* **Aim of the exercise**
Print all records exactly, leaving nothing out.

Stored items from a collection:

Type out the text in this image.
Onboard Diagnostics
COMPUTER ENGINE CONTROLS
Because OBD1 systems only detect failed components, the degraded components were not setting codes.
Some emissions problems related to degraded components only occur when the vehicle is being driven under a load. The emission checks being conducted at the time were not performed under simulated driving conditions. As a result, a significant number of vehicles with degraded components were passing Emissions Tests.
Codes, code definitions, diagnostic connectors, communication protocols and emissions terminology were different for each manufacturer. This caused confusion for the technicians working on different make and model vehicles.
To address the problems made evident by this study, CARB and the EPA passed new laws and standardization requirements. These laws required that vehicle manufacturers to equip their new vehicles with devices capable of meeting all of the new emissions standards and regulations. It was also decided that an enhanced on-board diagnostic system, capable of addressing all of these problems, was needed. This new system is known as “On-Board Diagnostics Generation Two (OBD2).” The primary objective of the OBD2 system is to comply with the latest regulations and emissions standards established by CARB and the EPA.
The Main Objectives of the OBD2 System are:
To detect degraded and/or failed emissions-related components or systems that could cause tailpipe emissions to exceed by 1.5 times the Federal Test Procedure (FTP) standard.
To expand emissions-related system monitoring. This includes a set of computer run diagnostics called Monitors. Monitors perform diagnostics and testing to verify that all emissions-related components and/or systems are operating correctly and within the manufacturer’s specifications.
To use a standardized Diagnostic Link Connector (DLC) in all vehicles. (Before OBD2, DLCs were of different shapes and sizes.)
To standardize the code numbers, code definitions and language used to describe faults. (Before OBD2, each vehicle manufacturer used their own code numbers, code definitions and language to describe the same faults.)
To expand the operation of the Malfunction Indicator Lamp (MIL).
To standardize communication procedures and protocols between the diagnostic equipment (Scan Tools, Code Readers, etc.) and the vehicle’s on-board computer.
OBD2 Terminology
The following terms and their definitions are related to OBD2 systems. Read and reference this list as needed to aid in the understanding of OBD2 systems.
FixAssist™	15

* **Correct result**
Type out the text in this image.
Onboard Diagnostics
COMPUTER ENGINE CONTROLS
Because OBD1 systems only detect failed components, the degraded components were not setting codes.
Some emissions problems related to degraded components only occur when the vehicle is being driven under a load. The emission checks being conducted at the time were not performed under simulated driving conditions. As a result, a significant number of vehicles with degraded components were passing Emissions Tests.
Codes, code definitions, diagnostic connectors, communication protocols and emissions terminology were different for each manufacturer. This caused confusion for the technicians working on different make and model vehicles.
To address the problems made evident by this study, CARB and the EPA passed new laws and standardization requirements. These laws required that vehicle manufacturers to equip their new vehicles with devices capable of meeting all of the new emissions standards and regulations. It was also decided that an enhanced on-board diagnostic system, capable of addressing all of these problems, was needed. This new system is known as “On-Board Diagnostics Generation Two (OBD2).” The primary objective of the OBD2 system is to comply with the latest regulations and emissions standards established by CARB and the EPA.
The Main Objectives of the OBD2 System are:
To detect degraded and/or failed emissions-related components or systems that could cause tailpipe emissions to exceed by 1.5 times the Federal Test Procedure (FTP) standard.
To expand emissions-related system monitoring. This includes a set of computer run diagnostics called Monitors. Monitors perform diagnostics and testing to verify that all emissions-related components and/or systems are operating correctly and within the manufacturer’s specifications.
To use a standardized Diagnostic Link Connector (DLC) in all vehicles. (Before OBD2, DLCs were of different shapes and sizes.)
To standardize the code numbers, code definitions and language used to describe faults. (Before OBD2, each vehicle manufacturer used their own code numbers, code definitions and language to describe the same faults.)
To expand the operation of the Malfunction Indicator Lamp (MIL).
To standardize communication procedures and protocols between the diagnostic equipment (Scan Tools, Code Readers, etc.) and the vehicle’s on-board computer.
OBD2 Terminology
The following terms and their definitions are related to OBD2 systems. Read and reference this list as needed to aid in the understanding of OBD2 systems.
FixAssist™	15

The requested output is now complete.